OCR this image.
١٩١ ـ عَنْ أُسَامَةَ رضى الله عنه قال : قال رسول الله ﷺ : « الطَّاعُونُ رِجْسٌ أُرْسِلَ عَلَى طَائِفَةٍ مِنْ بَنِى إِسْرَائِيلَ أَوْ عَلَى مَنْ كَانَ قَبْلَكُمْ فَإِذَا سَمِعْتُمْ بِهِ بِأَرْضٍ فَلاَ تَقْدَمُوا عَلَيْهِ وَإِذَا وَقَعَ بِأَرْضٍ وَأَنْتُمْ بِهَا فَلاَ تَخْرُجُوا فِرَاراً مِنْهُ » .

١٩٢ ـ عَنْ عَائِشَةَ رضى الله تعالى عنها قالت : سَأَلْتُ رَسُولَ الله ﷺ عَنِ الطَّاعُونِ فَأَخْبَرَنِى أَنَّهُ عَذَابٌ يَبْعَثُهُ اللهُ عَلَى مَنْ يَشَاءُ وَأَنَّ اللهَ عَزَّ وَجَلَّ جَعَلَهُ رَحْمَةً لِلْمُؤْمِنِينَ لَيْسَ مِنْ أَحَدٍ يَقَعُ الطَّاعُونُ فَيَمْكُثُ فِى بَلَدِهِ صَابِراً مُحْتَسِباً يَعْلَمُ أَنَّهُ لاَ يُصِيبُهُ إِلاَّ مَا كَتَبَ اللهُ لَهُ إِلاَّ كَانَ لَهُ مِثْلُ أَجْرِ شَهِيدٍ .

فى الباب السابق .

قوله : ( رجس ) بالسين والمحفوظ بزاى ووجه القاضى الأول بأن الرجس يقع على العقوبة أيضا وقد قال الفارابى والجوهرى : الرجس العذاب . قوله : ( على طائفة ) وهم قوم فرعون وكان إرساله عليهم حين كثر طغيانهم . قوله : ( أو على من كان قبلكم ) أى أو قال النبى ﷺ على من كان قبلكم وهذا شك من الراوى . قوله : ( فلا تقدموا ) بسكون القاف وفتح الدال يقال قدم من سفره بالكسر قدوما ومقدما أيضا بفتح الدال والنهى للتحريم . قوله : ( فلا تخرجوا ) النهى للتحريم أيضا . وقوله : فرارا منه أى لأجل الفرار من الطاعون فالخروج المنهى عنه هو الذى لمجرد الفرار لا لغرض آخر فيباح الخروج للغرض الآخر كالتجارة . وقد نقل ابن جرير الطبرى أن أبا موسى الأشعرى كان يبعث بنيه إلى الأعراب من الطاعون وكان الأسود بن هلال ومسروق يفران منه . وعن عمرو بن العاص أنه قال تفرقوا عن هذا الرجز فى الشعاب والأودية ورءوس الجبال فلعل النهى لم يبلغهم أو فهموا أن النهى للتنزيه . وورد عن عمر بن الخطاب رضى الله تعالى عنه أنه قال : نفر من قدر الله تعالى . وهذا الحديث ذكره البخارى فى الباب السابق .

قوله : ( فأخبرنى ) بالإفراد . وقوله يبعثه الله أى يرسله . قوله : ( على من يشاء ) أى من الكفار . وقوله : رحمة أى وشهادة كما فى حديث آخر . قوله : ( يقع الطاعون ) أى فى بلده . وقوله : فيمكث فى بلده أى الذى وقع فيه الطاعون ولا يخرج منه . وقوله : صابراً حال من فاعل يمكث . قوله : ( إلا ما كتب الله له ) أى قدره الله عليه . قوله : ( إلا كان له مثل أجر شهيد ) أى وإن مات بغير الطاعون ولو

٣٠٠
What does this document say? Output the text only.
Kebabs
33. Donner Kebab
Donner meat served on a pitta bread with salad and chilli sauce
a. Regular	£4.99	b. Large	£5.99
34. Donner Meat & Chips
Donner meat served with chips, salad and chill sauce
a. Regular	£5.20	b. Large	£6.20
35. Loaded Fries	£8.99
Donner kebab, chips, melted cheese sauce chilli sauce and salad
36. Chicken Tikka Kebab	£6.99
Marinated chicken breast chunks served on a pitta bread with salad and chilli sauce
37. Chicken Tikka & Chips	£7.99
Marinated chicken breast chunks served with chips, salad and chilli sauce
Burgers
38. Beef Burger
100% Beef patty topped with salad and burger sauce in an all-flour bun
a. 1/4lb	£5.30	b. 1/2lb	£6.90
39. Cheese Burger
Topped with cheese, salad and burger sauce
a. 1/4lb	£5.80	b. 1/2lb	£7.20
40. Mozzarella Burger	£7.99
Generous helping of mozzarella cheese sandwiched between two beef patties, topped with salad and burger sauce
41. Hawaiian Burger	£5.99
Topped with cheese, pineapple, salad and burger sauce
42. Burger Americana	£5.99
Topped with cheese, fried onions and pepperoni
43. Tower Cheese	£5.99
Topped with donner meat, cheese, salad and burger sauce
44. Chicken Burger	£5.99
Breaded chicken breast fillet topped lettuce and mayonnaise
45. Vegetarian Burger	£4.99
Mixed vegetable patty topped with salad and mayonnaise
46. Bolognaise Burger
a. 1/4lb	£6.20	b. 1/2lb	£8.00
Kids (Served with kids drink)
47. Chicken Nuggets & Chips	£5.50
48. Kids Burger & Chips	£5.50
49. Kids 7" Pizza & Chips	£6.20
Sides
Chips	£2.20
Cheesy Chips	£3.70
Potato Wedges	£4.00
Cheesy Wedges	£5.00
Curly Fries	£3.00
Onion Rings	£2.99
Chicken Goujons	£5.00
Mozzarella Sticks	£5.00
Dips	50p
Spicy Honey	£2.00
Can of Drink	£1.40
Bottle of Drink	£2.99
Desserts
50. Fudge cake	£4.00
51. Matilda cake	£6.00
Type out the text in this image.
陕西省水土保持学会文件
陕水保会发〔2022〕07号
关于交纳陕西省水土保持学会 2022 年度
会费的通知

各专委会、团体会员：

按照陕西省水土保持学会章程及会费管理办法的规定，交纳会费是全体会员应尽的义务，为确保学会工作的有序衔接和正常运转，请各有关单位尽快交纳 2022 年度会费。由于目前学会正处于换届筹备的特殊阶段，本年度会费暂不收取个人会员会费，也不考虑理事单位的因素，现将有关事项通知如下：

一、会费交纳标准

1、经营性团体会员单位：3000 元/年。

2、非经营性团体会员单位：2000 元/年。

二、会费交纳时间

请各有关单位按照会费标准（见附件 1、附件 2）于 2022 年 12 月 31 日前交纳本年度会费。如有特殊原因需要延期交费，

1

--- --- ---

Where does the word "pitta" appear? Return each line that holds it.

--- FULL SOLUTION ---
Donner meat served on a pitta bread with salad and chilli sauce
Marinated chicken breast chunks served on a pitta bread with salad and chilli sauce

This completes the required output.